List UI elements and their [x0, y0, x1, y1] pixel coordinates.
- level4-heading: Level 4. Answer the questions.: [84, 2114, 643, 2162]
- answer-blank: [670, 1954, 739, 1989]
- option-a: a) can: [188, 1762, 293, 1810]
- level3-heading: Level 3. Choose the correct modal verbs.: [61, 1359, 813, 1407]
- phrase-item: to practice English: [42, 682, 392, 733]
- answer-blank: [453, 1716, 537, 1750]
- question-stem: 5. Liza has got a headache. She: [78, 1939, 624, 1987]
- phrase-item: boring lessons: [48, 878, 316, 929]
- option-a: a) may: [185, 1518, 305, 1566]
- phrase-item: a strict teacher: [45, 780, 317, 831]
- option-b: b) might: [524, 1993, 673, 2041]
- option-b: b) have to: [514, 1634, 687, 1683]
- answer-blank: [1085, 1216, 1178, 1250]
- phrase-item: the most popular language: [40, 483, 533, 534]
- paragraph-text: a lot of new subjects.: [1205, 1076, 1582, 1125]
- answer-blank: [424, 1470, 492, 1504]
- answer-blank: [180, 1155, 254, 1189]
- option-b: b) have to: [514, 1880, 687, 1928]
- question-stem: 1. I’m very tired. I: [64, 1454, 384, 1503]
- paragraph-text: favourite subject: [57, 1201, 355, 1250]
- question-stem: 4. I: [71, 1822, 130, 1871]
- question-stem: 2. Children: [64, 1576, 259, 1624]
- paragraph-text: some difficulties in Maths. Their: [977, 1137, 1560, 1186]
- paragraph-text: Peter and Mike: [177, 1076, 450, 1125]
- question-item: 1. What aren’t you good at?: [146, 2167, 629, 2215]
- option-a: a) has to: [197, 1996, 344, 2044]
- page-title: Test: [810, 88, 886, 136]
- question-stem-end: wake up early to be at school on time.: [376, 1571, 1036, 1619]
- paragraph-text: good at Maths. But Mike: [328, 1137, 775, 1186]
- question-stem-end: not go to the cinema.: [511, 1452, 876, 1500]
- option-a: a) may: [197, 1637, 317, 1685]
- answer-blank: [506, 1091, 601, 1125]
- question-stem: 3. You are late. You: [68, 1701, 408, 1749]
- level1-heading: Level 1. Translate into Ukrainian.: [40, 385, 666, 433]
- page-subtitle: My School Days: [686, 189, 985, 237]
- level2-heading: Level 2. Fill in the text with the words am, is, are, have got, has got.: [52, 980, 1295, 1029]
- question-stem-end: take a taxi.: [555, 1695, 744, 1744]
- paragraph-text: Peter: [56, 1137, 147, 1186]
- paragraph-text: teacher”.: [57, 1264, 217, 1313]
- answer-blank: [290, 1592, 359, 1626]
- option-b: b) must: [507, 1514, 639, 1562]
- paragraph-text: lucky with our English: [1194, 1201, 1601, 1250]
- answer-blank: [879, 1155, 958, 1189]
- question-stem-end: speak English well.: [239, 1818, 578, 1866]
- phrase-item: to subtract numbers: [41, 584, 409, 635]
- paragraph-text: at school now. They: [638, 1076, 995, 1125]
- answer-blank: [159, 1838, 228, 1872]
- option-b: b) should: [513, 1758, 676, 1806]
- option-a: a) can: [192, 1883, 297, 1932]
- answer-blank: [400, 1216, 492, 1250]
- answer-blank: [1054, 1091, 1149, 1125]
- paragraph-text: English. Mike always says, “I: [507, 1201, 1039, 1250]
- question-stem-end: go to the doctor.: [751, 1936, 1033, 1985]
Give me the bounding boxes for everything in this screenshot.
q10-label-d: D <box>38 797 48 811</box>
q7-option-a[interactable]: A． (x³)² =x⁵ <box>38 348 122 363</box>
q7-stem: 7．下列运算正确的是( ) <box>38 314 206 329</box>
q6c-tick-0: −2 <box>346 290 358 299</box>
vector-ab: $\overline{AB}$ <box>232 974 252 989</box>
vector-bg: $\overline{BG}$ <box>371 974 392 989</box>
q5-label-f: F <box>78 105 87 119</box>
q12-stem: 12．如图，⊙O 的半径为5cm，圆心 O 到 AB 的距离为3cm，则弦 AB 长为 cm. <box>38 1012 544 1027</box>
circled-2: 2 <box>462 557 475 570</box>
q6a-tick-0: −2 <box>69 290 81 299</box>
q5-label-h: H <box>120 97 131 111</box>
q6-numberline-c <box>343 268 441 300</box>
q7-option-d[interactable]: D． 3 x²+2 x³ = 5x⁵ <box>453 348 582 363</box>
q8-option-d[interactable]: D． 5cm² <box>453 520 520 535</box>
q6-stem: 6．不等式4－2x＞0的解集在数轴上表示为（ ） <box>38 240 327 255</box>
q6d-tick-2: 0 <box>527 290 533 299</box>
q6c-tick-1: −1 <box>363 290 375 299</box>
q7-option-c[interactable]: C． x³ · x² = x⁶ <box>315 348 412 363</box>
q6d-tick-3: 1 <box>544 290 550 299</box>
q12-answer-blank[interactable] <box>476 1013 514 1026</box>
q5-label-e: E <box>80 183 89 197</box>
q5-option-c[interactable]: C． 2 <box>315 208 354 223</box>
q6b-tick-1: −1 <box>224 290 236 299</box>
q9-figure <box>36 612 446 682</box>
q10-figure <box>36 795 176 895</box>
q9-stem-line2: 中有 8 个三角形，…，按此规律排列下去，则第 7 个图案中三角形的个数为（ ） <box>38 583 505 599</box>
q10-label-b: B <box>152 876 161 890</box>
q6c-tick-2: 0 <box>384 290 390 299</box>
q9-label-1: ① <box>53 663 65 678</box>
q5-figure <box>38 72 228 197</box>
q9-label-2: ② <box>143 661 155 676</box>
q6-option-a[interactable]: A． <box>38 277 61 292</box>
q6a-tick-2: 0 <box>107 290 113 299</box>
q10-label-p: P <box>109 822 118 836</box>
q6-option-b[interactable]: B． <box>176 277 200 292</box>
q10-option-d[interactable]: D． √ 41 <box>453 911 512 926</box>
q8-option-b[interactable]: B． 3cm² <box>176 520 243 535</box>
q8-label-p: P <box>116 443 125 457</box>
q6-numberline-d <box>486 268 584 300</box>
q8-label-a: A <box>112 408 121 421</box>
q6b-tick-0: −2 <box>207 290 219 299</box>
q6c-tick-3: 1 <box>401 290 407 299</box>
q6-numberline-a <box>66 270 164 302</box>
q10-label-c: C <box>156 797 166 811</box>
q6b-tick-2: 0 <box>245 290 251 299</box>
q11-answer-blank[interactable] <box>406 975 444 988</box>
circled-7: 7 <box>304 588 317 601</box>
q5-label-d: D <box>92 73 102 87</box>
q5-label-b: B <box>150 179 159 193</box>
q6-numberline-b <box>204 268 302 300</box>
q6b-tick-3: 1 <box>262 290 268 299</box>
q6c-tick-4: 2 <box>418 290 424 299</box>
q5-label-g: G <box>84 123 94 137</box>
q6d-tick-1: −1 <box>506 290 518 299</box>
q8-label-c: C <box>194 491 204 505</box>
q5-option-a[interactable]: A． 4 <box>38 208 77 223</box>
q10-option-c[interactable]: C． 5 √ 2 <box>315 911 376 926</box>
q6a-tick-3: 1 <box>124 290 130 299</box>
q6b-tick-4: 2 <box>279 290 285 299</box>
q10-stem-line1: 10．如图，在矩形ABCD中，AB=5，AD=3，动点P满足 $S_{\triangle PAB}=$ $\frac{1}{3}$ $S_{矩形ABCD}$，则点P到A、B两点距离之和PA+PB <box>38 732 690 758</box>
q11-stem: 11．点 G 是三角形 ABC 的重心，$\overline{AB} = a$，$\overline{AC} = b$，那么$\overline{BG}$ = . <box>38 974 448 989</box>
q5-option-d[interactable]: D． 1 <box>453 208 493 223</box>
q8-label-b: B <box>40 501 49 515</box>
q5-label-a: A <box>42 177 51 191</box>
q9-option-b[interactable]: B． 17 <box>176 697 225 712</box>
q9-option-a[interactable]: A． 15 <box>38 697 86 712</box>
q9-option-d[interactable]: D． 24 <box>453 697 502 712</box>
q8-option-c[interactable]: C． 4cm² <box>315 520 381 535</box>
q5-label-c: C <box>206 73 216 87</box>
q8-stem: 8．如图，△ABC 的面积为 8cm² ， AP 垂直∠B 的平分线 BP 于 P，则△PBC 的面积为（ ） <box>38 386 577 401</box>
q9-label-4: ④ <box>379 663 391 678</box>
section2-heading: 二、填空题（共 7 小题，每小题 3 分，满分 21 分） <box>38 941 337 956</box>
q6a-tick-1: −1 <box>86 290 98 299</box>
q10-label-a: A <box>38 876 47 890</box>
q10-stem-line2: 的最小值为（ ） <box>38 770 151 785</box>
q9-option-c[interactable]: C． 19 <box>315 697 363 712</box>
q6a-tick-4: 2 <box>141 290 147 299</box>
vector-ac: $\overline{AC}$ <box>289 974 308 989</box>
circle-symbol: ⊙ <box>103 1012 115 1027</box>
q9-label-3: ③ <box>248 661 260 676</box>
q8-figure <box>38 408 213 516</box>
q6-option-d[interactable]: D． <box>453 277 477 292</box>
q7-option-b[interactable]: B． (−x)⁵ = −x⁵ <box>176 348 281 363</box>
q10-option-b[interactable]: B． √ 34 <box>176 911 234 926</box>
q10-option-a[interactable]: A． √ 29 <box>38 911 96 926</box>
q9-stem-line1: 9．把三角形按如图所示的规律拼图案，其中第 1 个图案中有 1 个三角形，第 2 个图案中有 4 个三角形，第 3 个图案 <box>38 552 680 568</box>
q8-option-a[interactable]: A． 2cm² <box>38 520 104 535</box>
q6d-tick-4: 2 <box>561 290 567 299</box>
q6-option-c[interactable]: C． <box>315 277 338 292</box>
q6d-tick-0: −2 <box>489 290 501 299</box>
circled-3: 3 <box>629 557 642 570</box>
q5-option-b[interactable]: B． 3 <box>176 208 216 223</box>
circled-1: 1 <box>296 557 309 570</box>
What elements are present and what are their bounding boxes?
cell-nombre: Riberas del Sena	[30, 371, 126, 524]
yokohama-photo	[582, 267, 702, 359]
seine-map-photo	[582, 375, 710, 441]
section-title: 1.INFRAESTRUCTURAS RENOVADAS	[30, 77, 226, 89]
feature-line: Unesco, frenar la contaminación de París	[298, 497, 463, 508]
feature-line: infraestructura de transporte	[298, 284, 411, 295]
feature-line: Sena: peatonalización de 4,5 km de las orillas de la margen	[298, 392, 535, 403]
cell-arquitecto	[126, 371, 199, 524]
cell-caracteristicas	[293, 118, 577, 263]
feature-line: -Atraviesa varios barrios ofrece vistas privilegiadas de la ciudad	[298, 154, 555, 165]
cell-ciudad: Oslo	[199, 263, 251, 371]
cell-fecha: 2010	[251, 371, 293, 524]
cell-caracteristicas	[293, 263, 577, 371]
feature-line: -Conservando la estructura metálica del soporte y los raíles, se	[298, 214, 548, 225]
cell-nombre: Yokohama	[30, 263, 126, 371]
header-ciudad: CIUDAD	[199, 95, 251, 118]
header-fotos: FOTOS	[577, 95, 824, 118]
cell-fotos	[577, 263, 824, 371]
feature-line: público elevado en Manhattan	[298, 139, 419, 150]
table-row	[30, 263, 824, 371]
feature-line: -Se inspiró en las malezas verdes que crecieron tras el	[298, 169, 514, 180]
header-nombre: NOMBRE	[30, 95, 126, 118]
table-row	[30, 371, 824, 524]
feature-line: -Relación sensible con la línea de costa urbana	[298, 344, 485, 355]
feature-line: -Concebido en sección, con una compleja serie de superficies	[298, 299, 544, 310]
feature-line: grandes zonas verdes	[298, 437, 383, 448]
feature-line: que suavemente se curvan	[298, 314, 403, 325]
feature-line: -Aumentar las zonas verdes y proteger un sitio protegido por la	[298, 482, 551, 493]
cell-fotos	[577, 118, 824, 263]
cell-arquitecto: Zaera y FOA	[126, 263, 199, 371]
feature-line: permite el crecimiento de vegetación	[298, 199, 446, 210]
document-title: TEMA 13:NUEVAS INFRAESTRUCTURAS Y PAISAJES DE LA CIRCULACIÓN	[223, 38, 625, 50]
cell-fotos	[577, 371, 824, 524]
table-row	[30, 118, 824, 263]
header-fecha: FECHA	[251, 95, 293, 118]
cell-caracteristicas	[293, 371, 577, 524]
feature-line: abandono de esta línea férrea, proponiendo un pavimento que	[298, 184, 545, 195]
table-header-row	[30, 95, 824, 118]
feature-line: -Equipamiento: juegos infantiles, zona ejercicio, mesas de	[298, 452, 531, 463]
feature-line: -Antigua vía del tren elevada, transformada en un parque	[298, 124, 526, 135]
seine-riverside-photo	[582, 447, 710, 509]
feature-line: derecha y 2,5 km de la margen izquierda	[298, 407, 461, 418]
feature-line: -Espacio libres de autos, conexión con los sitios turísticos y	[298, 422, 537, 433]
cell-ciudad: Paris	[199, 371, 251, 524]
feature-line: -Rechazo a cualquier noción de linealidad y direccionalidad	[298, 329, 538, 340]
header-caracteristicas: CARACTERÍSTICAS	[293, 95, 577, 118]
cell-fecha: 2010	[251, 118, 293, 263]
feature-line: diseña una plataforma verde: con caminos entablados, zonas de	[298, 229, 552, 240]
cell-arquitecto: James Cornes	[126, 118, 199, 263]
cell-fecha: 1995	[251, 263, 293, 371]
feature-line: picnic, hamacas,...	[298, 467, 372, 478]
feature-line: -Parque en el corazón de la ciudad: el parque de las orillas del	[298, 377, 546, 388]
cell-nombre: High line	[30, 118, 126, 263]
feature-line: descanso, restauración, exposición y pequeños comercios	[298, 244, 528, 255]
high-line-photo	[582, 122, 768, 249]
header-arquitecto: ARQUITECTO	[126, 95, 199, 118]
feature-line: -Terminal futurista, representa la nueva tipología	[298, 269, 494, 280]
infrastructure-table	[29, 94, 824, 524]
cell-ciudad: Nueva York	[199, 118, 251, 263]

——

WHAT THE TASK REQUIRES
Output the records exactly, from their first line through the line that contains "- level3-heading: Level".

ANSWER TO THIS PROBLEM
List UI elements and their [x0, y0, x1, y1] pixel coordinates.
- level4-heading: Level 4. Answer the questions.: [84, 2114, 643, 2162]
- answer-blank: [670, 1954, 739, 1989]
- option-a: a) can: [188, 1762, 293, 1810]
- level3-heading: Level 3. Choose the correct modal verbs.: [61, 1359, 813, 1407]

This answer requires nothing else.